The task:
Filter out everything except lines holding "flexibility".

Records start

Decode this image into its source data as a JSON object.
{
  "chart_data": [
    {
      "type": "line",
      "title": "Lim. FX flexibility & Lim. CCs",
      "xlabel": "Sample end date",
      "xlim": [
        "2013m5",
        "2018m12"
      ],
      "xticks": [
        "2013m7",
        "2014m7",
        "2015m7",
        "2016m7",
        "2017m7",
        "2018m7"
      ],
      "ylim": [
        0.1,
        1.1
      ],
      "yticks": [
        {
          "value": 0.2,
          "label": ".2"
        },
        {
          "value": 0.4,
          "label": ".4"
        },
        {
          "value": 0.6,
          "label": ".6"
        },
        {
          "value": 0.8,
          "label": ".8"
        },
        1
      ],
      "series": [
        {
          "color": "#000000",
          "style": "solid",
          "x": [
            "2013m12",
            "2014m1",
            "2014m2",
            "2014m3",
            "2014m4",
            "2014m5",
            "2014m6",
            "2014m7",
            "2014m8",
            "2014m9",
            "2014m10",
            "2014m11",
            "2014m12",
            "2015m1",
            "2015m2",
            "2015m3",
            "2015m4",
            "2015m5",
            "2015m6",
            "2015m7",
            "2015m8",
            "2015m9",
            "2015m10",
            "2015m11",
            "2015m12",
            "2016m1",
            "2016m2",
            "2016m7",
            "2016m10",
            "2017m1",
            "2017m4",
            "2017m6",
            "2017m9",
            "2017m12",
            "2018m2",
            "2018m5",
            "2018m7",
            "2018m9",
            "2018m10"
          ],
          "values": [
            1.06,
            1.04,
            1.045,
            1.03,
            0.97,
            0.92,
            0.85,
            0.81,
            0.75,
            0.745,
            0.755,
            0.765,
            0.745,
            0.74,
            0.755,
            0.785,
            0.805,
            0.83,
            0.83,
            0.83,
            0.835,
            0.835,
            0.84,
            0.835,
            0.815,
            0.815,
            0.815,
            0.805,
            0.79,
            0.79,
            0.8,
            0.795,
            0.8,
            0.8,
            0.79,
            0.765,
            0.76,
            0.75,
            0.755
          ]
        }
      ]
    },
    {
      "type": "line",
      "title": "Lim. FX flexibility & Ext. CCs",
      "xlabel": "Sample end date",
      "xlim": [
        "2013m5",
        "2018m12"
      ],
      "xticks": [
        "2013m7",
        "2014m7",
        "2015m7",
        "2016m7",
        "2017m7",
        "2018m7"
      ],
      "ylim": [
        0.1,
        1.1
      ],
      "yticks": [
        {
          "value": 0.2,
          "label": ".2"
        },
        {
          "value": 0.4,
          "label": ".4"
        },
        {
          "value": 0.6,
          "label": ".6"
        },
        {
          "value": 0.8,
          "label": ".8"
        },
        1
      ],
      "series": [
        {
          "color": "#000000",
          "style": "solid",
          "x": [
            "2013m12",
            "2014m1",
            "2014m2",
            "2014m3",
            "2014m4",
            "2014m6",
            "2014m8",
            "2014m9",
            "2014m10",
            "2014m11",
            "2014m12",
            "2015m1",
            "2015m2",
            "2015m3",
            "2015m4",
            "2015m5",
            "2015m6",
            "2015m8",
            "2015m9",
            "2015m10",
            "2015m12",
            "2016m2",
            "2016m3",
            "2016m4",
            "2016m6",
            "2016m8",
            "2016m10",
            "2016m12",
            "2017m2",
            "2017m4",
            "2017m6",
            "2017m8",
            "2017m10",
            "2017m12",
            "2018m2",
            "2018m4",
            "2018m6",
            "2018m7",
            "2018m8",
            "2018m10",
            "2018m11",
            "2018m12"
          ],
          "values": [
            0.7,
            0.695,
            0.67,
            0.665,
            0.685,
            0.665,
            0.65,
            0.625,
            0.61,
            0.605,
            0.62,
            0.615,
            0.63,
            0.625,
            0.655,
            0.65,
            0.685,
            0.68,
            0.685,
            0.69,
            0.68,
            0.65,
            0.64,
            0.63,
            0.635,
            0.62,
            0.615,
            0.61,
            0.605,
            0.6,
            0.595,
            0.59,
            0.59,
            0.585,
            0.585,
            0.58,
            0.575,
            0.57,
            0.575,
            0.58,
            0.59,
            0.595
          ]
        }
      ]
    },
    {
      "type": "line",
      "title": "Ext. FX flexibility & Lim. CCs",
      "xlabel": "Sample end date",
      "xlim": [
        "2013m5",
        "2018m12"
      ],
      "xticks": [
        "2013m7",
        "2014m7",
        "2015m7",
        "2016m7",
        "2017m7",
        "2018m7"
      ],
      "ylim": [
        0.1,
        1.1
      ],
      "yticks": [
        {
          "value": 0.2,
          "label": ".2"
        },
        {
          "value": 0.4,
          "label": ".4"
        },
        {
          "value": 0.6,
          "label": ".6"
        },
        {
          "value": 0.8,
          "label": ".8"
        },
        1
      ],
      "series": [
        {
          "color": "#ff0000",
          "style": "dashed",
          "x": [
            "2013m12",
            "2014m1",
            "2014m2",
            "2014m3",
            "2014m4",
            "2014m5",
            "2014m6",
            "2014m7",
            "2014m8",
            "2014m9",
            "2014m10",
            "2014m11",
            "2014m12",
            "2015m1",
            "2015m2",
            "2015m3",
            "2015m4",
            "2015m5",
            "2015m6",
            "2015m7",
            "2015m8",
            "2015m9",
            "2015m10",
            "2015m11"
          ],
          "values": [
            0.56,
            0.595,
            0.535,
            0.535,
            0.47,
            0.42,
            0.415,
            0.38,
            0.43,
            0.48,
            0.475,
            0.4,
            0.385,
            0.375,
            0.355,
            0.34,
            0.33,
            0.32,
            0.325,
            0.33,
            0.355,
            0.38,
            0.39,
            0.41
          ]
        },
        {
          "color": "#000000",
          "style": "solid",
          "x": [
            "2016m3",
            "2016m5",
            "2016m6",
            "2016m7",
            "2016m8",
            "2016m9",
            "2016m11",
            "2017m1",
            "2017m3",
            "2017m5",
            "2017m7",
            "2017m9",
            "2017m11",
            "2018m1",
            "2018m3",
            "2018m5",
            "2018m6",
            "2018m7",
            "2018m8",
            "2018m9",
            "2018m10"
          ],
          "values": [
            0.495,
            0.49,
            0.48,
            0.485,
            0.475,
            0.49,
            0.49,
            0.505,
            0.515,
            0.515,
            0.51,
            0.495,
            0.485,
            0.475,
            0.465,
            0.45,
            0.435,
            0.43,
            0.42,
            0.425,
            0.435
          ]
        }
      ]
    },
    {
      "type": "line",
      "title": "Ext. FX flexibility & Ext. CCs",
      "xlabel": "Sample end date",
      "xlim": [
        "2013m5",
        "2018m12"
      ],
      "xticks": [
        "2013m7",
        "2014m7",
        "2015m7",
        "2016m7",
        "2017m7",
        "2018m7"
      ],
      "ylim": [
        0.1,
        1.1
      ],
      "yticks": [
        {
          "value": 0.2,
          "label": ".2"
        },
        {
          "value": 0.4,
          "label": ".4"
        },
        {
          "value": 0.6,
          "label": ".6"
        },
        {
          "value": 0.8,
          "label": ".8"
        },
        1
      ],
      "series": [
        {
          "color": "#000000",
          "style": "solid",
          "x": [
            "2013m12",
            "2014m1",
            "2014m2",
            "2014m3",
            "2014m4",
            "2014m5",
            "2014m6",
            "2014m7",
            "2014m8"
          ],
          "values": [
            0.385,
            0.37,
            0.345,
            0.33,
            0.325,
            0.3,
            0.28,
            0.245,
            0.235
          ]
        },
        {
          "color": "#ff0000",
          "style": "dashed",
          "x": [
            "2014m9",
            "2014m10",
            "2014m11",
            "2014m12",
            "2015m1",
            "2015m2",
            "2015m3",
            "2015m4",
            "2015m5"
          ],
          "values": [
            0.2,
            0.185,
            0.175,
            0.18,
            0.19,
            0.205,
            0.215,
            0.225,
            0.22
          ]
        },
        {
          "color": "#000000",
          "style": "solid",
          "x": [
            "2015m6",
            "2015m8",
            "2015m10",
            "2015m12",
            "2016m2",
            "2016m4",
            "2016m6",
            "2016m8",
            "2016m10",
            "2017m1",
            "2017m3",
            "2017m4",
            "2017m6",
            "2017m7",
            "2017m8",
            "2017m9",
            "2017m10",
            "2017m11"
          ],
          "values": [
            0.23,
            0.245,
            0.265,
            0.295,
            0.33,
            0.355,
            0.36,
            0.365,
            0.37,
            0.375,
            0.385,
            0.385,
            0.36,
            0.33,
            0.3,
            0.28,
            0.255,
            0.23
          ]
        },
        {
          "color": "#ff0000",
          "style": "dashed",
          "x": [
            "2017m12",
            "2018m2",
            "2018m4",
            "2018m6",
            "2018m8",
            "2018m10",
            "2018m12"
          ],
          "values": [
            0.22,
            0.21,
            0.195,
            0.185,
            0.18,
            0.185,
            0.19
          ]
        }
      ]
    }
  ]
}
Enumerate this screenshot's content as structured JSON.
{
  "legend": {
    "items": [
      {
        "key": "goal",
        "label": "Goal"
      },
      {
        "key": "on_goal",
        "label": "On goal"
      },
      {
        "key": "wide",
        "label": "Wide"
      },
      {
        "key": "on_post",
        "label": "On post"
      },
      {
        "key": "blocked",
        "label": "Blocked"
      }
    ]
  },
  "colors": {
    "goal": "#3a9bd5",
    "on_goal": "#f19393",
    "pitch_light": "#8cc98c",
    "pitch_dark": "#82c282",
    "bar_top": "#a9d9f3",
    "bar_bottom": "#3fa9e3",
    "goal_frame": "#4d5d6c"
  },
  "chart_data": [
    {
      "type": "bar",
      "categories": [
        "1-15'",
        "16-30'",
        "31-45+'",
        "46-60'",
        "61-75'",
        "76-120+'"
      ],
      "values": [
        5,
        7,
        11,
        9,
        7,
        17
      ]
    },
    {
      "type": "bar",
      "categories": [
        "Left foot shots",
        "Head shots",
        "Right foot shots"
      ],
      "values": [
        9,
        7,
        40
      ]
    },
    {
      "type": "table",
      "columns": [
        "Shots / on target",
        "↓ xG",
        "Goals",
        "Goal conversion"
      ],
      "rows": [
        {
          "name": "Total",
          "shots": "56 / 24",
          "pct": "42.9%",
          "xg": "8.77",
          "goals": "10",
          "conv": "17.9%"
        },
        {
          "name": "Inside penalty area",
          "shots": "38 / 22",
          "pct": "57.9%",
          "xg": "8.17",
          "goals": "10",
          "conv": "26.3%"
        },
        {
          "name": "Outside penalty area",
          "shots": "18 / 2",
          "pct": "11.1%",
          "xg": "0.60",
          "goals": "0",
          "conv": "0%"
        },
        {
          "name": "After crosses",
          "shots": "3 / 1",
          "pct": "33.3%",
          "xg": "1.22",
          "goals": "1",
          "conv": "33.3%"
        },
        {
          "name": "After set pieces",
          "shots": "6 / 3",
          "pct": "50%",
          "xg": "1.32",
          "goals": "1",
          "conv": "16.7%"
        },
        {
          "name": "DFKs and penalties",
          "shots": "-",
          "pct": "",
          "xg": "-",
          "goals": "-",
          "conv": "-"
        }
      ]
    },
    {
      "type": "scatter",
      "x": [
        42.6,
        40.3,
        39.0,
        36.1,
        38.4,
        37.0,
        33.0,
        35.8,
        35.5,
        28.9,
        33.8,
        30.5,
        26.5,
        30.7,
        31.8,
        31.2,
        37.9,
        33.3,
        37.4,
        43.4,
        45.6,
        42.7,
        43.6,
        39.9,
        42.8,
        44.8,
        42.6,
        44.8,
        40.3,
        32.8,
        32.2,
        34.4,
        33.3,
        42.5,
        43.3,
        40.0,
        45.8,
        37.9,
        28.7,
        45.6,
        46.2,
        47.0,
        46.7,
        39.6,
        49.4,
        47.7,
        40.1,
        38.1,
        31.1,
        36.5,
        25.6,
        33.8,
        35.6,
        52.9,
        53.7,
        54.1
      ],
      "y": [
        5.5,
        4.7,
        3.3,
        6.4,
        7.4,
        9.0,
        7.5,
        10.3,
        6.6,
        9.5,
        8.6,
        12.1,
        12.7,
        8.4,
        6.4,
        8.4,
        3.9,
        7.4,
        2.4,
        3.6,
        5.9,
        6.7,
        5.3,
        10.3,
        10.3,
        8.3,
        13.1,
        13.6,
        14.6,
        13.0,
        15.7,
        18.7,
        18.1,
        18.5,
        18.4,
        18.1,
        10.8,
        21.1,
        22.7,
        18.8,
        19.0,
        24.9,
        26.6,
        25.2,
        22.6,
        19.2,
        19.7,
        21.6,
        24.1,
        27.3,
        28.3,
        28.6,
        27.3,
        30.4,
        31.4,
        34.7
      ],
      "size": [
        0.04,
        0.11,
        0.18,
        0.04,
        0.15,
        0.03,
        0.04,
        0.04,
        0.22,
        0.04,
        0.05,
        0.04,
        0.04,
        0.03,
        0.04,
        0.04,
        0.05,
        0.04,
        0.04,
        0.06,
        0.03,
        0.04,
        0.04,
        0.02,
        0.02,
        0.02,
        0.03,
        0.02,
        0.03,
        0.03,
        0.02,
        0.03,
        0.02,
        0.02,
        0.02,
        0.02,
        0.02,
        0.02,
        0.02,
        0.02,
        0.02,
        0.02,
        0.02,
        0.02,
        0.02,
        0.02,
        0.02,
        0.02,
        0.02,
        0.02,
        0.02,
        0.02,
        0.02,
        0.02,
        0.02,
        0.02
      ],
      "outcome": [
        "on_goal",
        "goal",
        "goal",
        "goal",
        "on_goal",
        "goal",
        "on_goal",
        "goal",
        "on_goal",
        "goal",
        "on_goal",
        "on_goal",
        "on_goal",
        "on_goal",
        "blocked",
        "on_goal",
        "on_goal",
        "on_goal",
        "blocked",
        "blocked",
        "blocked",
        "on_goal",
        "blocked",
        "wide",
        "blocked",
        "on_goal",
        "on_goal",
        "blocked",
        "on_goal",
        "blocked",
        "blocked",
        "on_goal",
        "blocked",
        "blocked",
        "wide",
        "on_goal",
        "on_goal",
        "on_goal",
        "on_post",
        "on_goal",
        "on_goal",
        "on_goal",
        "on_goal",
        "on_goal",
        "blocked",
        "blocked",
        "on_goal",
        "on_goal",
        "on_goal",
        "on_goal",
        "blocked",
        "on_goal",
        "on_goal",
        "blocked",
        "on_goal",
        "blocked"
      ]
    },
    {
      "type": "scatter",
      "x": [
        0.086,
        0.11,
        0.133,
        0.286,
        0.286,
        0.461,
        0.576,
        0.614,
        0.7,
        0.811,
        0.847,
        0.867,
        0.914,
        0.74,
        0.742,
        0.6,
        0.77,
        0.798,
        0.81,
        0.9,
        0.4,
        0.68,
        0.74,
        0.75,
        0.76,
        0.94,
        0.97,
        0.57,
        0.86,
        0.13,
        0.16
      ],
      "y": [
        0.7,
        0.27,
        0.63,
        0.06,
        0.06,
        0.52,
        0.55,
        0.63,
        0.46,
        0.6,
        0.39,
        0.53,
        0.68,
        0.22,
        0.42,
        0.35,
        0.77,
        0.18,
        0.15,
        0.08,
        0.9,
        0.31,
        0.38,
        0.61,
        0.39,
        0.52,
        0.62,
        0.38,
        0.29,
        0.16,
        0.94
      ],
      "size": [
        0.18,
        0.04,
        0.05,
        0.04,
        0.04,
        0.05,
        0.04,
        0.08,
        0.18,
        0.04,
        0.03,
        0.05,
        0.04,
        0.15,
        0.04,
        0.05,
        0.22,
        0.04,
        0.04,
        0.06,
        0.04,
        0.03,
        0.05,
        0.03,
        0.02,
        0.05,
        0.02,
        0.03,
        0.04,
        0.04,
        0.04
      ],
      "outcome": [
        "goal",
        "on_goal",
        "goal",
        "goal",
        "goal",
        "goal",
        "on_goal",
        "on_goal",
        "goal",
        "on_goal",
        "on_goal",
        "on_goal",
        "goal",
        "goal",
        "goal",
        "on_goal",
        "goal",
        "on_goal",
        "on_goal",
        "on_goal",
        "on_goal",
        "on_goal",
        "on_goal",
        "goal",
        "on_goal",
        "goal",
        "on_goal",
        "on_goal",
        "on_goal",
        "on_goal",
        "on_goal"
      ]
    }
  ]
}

Records end

Result below:
      "title": "Lim. FX flexibility & Lim. CCs",
      "title": "Lim. FX flexibility & Ext. CCs",
      "title": "Ext. FX flexibility & Lim. CCs",
      "title": "Ext. FX flexibility & Ext. CCs",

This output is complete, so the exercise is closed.